(Stored data)
** Start **
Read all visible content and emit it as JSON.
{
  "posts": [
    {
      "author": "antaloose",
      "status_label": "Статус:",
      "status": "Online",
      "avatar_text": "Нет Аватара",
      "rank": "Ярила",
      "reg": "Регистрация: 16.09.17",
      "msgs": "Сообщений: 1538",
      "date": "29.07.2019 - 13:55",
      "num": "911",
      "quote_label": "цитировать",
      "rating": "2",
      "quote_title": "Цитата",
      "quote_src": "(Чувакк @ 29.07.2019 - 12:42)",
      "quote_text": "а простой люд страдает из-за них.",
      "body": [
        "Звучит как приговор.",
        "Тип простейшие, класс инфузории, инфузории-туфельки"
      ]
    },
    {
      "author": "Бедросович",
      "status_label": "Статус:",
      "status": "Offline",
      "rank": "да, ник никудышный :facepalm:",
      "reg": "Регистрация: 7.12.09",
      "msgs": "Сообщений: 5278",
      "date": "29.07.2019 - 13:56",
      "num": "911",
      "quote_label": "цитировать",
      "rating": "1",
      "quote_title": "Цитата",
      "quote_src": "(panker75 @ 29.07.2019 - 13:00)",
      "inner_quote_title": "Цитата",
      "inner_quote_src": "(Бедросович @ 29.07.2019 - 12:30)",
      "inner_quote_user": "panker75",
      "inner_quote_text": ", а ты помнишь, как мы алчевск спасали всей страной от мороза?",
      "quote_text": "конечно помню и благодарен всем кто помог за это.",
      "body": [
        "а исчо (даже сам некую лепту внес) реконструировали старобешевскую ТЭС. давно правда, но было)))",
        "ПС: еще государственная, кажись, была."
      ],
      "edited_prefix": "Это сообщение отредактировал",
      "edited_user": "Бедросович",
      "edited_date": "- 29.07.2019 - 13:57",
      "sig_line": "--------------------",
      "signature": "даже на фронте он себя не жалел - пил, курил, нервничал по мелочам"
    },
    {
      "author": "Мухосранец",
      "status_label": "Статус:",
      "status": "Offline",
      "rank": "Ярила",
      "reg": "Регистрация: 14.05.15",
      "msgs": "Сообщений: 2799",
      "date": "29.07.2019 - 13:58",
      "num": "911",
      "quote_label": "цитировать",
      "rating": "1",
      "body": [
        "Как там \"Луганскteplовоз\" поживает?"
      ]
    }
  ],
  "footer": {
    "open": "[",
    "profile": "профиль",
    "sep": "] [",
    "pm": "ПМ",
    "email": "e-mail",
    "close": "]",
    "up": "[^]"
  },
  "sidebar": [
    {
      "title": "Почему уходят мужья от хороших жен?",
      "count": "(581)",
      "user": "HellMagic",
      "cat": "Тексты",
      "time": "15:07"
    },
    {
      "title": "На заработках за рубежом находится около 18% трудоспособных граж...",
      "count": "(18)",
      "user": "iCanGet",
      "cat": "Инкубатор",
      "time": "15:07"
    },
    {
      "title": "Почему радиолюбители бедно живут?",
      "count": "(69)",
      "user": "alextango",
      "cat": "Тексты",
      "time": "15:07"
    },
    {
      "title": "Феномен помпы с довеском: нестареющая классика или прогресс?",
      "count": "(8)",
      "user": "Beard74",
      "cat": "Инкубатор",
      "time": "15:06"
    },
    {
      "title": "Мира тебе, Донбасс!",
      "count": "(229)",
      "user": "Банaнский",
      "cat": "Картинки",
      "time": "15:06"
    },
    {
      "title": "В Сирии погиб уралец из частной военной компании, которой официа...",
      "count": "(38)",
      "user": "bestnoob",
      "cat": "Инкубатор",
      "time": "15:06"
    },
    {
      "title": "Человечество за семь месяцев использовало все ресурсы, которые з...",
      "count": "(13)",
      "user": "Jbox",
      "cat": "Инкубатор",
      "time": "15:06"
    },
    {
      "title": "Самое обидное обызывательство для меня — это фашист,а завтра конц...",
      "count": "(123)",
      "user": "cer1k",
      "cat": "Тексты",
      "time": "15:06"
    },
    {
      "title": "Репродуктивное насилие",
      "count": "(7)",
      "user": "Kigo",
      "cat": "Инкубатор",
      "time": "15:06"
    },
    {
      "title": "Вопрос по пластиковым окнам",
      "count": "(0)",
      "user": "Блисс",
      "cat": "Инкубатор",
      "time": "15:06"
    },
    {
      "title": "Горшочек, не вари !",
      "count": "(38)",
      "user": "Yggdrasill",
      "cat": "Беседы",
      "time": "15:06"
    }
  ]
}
** End **
Goal: Repeat the records above exactly.

Problem solution:
Read all visible content and emit it as JSON.
{
  "posts": [
    {
      "author": "antaloose",
      "status_label": "Статус:",
      "status": "Online",
      "avatar_text": "Нет Аватара",
      "rank": "Ярила",
      "reg": "Регистрация: 16.09.17",
      "msgs": "Сообщений: 1538",
      "date": "29.07.2019 - 13:55",
      "num": "911",
      "quote_label": "цитировать",
      "rating": "2",
      "quote_title": "Цитата",
      "quote_src": "(Чувакк @ 29.07.2019 - 12:42)",
      "quote_text": "а простой люд страдает из-за них.",
      "body": [
        "Звучит как приговор.",
        "Тип простейшие, класс инфузории, инфузории-туфельки"
      ]
    },
    {
      "author": "Бедросович",
      "status_label": "Статус:",
      "status": "Offline",
      "rank": "да, ник никудышный :facepalm:",
      "reg": "Регистрация: 7.12.09",
      "msgs": "Сообщений: 5278",
      "date": "29.07.2019 - 13:56",
      "num": "911",
      "quote_label": "цитировать",
      "rating": "1",
      "quote_title": "Цитата",
      "quote_src": "(panker75 @ 29.07.2019 - 13:00)",
      "inner_quote_title": "Цитата",
      "inner_quote_src": "(Бедросович @ 29.07.2019 - 12:30)",
      "inner_quote_user": "panker75",
      "inner_quote_text": ", а ты помнишь, как мы алчевск спасали всей страной от мороза?",
      "quote_text": "конечно помню и благодарен всем кто помог за это.",
      "body": [
        "а исчо (даже сам некую лепту внес) реконструировали старобешевскую ТЭС. давно правда, но было)))",
        "ПС: еще государственная, кажись, была."
      ],
      "edited_prefix": "Это сообщение отредактировал",
      "edited_user": "Бедросович",
      "edited_date": "- 29.07.2019 - 13:57",
      "sig_line": "--------------------",
      "signature": "даже на фронте он себя не жалел - пил, курил, нервничал по мелочам"
    },
    {
      "author": "Мухосранец",
      "status_label": "Статус:",
      "status": "Offline",
      "rank": "Ярила",
      "reg": "Регистрация: 14.05.15",
      "msgs": "Сообщений: 2799",
      "date": "29.07.2019 - 13:58",
      "num": "911",
      "quote_label": "цитировать",
      "rating": "1",
      "body": [
        "Как там \"Луганскteplовоз\" поживает?"
      ]
    }
  ],
  "footer": {
    "open": "[",
    "profile": "профиль",
    "sep": "] [",
    "pm": "ПМ",
    "email": "e-mail",
    "close": "]",
    "up": "[^]"
  },
  "sidebar": [
    {
      "title": "Почему уходят мужья от хороших жен?",
      "count": "(581)",
      "user": "HellMagic",
      "cat": "Тексты",
      "time": "15:07"
    },
    {
      "title": "На заработках за рубежом находится около 18% трудоспособных граж...",
      "count": "(18)",
      "user": "iCanGet",
      "cat": "Инкубатор",
      "time": "15:07"
    },
    {
      "title": "Почему радиолюбители бедно живут?",
      "count": "(69)",
      "user": "alextango",
      "cat": "Тексты",
      "time": "15:07"
    },
    {
      "title": "Феномен помпы с довеском: нестареющая классика или прогресс?",
      "count": "(8)",
      "user": "Beard74",
      "cat": "Инкубатор",
      "time": "15:06"
    },
    {
      "title": "Мира тебе, Донбасс!",
      "count": "(229)",
      "user": "Банaнский",
      "cat": "Картинки",
      "time": "15:06"
    },
    {
      "title": "В Сирии погиб уралец из частной военной компании, которой официа...",
      "count": "(38)",
      "user": "bestnoob",
      "cat": "Инкубатор",
      "time": "15:06"
    },
    {
      "title": "Человечество за семь месяцев использовало все ресурсы, которые з...",
      "count": "(13)",
      "user": "Jbox",
      "cat": "Инкубатор",
      "time": "15:06"
    },
    {
      "title": "Самое обидное обызывательство для меня — это фашист,а завтра конц...",
      "count": "(123)",
      "user": "cer1k",
      "cat": "Тексты",
      "time": "15:06"
    },
    {
      "title": "Репродуктивное насилие",
      "count": "(7)",
      "user": "Kigo",
      "cat": "Инкубатор",
      "time": "15:06"
    },
    {
      "title": "Вопрос по пластиковым окнам",
      "count": "(0)",
      "user": "Блисс",
      "cat": "Инкубатор",
      "time": "15:06"
    },
    {
      "title": "Горшочек, не вари !",
      "count": "(38)",
      "user": "Yggdrasill",
      "cat": "Беседы",
      "time": "15:06"
    }
  ]
}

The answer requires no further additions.